┌──

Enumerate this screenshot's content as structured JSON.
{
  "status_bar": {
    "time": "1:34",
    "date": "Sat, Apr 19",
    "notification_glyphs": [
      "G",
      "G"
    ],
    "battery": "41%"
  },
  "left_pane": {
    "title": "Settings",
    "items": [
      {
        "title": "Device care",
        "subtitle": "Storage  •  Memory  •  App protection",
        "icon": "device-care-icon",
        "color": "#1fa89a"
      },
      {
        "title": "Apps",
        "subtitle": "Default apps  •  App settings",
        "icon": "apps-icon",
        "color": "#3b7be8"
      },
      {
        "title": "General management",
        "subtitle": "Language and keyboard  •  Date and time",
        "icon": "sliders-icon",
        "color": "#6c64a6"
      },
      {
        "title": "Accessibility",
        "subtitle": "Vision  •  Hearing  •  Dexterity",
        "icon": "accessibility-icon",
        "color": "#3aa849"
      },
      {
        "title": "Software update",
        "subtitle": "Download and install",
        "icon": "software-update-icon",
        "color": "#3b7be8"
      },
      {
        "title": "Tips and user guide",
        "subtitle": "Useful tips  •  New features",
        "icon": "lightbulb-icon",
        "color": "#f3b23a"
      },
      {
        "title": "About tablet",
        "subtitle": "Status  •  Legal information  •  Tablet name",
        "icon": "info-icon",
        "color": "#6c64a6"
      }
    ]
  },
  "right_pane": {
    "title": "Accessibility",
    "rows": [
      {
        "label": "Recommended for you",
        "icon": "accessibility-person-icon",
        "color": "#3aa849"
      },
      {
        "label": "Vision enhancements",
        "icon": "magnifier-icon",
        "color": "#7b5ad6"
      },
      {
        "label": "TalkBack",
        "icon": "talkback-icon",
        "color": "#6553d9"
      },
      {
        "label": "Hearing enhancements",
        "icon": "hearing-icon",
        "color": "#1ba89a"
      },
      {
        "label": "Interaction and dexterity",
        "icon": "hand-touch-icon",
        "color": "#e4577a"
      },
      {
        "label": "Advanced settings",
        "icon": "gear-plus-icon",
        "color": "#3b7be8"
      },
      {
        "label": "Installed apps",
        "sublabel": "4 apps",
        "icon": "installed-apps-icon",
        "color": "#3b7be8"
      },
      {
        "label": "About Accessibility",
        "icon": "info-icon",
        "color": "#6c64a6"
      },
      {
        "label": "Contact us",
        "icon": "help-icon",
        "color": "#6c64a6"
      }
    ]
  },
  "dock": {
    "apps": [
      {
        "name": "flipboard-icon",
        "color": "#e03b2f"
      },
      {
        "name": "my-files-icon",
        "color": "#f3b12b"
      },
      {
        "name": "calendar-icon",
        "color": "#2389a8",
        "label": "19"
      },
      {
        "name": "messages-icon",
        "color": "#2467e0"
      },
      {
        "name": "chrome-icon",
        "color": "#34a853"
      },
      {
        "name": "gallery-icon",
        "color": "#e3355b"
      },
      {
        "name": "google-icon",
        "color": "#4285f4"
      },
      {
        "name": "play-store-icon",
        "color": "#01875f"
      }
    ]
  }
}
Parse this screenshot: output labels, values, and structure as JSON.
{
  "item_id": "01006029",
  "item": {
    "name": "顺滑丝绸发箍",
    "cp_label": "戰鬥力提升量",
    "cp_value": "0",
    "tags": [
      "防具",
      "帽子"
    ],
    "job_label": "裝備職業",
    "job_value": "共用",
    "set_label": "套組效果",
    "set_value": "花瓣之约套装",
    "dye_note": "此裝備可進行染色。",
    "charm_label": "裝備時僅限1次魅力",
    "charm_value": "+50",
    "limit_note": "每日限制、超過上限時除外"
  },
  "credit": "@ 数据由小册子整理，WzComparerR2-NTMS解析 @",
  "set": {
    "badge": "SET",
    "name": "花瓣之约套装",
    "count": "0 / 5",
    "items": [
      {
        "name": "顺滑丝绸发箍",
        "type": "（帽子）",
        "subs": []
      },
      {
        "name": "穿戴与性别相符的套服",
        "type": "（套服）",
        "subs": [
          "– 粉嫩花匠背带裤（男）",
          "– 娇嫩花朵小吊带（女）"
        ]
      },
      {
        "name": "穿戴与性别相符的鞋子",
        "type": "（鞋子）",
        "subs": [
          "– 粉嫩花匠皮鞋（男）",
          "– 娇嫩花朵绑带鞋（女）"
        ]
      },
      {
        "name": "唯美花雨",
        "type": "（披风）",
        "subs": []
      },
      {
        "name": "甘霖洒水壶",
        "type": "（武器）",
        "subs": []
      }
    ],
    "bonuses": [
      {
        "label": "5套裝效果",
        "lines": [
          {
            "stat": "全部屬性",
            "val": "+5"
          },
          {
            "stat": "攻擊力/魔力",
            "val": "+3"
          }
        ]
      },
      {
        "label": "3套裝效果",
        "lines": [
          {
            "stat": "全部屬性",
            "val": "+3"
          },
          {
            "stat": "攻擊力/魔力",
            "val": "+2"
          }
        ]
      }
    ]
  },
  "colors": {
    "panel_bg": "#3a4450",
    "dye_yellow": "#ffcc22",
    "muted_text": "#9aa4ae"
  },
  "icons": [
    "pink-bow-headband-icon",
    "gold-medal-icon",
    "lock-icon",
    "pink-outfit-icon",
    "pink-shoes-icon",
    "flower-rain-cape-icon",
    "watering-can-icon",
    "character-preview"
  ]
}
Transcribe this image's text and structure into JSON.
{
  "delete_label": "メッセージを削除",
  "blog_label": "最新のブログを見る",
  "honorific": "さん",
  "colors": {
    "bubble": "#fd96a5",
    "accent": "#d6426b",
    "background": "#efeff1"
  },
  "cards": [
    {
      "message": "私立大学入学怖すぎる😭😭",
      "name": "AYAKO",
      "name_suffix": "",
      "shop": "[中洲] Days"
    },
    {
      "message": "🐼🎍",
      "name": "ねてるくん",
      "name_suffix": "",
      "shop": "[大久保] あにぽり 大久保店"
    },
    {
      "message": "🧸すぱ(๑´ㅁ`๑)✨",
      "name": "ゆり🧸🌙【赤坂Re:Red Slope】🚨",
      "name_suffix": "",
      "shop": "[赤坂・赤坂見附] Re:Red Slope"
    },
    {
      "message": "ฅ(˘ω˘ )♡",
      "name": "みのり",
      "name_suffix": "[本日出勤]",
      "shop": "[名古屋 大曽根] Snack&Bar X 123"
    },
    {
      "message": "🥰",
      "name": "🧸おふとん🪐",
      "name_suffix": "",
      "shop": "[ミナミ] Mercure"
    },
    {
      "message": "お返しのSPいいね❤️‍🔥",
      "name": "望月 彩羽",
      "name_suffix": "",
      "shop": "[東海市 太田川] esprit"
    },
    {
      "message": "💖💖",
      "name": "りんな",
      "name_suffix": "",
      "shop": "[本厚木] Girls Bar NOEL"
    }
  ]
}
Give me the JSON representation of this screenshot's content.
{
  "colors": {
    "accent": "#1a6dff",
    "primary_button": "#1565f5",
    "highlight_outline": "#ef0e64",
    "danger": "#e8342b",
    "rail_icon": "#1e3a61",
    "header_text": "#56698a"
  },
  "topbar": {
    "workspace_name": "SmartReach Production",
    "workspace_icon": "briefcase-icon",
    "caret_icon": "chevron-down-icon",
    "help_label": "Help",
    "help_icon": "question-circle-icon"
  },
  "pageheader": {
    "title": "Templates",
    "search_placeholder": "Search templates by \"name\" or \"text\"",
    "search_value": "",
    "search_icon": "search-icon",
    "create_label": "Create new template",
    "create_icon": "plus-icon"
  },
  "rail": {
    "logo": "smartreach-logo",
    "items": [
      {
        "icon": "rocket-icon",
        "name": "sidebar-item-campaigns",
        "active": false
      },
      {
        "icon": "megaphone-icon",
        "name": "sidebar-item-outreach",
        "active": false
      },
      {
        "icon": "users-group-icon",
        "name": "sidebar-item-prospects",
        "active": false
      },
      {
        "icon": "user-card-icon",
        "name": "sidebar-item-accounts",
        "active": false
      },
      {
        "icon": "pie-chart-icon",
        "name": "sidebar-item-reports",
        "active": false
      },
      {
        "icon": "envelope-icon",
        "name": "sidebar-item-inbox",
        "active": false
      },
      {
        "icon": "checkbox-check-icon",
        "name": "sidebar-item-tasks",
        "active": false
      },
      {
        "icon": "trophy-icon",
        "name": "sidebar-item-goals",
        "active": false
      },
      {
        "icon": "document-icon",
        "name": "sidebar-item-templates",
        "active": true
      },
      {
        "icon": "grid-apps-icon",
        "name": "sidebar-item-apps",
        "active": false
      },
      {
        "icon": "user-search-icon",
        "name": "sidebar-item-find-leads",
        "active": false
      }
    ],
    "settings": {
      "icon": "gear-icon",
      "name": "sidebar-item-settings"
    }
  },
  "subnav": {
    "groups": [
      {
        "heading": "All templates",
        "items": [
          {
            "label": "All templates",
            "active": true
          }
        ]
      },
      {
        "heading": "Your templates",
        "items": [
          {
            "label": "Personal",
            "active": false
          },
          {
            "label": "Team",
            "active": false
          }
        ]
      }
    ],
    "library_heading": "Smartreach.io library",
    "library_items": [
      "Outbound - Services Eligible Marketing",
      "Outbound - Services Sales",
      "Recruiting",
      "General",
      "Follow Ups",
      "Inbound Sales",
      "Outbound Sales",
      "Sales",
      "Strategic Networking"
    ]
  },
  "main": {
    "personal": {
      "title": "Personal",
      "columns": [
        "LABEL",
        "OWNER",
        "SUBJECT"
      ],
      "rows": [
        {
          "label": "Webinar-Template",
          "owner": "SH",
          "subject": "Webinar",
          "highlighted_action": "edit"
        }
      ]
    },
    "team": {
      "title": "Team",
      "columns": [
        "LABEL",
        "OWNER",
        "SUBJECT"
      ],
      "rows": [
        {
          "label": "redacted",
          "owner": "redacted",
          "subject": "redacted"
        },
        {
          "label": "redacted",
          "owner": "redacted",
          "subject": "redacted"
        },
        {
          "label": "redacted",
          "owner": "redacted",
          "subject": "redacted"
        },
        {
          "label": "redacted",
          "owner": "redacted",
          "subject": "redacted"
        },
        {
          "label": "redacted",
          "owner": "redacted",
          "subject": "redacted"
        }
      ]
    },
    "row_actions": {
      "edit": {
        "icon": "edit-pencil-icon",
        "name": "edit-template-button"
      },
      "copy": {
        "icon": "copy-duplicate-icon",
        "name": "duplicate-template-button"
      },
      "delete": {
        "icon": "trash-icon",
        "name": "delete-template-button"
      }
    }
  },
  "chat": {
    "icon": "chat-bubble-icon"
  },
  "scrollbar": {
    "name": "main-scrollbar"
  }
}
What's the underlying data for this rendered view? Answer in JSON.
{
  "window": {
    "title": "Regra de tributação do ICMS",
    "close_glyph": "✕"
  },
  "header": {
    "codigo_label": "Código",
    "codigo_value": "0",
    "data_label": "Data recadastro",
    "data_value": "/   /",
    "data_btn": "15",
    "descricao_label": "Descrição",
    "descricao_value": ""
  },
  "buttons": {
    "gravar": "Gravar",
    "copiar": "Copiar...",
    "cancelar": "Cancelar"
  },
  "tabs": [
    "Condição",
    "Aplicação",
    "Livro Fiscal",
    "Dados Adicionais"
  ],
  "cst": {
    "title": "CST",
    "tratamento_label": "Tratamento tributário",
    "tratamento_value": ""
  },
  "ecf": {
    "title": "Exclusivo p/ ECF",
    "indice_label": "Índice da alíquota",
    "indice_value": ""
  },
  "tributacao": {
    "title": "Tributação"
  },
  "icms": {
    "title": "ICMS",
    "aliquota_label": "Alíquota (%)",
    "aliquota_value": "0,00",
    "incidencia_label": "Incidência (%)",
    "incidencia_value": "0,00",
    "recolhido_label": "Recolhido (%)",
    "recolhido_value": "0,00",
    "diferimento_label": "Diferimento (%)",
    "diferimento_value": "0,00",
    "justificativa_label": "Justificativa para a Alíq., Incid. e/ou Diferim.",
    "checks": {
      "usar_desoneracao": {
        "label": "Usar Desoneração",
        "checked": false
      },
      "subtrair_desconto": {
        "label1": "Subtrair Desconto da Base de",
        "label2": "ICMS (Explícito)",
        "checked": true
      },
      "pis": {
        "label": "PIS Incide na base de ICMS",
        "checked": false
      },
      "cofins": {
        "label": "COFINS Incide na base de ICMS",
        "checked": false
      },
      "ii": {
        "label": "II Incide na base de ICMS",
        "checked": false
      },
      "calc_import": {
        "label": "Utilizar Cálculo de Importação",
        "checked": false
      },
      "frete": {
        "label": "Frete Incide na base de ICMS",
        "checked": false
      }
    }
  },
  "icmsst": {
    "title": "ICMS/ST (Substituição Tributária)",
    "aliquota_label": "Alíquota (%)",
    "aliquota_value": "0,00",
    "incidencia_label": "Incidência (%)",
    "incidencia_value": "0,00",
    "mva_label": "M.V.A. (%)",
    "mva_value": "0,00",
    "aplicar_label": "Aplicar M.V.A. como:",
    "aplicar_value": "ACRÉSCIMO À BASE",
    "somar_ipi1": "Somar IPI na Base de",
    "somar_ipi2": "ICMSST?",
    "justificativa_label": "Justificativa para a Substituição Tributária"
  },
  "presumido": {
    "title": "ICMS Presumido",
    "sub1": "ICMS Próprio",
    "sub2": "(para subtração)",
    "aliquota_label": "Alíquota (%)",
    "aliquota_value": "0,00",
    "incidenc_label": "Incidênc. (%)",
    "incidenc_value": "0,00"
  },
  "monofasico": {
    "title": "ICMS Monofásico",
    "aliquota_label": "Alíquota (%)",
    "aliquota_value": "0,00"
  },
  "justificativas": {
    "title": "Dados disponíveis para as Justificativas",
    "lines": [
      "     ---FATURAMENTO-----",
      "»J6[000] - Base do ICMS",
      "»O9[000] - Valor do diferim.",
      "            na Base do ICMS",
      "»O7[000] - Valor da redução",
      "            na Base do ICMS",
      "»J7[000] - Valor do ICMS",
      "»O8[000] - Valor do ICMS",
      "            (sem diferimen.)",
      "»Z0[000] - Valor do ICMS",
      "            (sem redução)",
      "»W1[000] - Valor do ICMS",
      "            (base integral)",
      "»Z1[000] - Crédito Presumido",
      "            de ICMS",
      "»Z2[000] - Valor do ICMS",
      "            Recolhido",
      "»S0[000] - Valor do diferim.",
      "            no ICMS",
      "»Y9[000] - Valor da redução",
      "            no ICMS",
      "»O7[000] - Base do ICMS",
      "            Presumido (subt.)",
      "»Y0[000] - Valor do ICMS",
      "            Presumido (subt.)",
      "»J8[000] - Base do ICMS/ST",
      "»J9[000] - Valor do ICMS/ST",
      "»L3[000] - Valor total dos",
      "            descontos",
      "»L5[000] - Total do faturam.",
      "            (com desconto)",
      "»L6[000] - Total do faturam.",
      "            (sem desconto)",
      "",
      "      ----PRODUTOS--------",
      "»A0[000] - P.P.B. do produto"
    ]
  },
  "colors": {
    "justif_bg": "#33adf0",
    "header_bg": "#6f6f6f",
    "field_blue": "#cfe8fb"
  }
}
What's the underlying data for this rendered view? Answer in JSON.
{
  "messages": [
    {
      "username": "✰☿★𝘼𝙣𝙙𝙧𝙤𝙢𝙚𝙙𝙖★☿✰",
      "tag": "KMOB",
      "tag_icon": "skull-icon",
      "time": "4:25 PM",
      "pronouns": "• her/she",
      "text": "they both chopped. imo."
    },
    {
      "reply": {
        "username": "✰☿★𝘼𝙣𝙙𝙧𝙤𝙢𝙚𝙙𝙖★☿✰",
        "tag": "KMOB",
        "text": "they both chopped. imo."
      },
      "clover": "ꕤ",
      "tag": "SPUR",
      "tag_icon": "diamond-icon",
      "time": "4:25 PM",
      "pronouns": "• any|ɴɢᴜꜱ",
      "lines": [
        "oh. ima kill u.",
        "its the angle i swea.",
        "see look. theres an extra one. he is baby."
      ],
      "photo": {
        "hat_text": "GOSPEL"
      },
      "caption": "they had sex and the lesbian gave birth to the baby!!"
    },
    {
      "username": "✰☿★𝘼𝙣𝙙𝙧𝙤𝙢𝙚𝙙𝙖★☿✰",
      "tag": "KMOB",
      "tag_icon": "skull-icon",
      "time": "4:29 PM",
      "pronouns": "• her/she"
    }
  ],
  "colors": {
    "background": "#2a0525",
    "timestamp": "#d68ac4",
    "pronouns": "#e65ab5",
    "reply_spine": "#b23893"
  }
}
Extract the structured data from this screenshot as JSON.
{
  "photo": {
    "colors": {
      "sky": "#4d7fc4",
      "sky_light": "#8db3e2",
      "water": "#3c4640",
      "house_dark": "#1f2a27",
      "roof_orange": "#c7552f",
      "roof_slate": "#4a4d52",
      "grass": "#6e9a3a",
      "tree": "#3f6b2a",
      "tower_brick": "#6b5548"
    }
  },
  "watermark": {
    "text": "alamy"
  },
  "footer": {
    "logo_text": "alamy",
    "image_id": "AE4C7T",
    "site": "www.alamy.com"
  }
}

└──

WHAT THE TASK REQUIRES: Which lines of the data include "Vision"? Copy each of them.

ANSWER:
        "subtitle": "Vision  •  Hearing  •  Dexterity",
        "label": "Vision enhancements",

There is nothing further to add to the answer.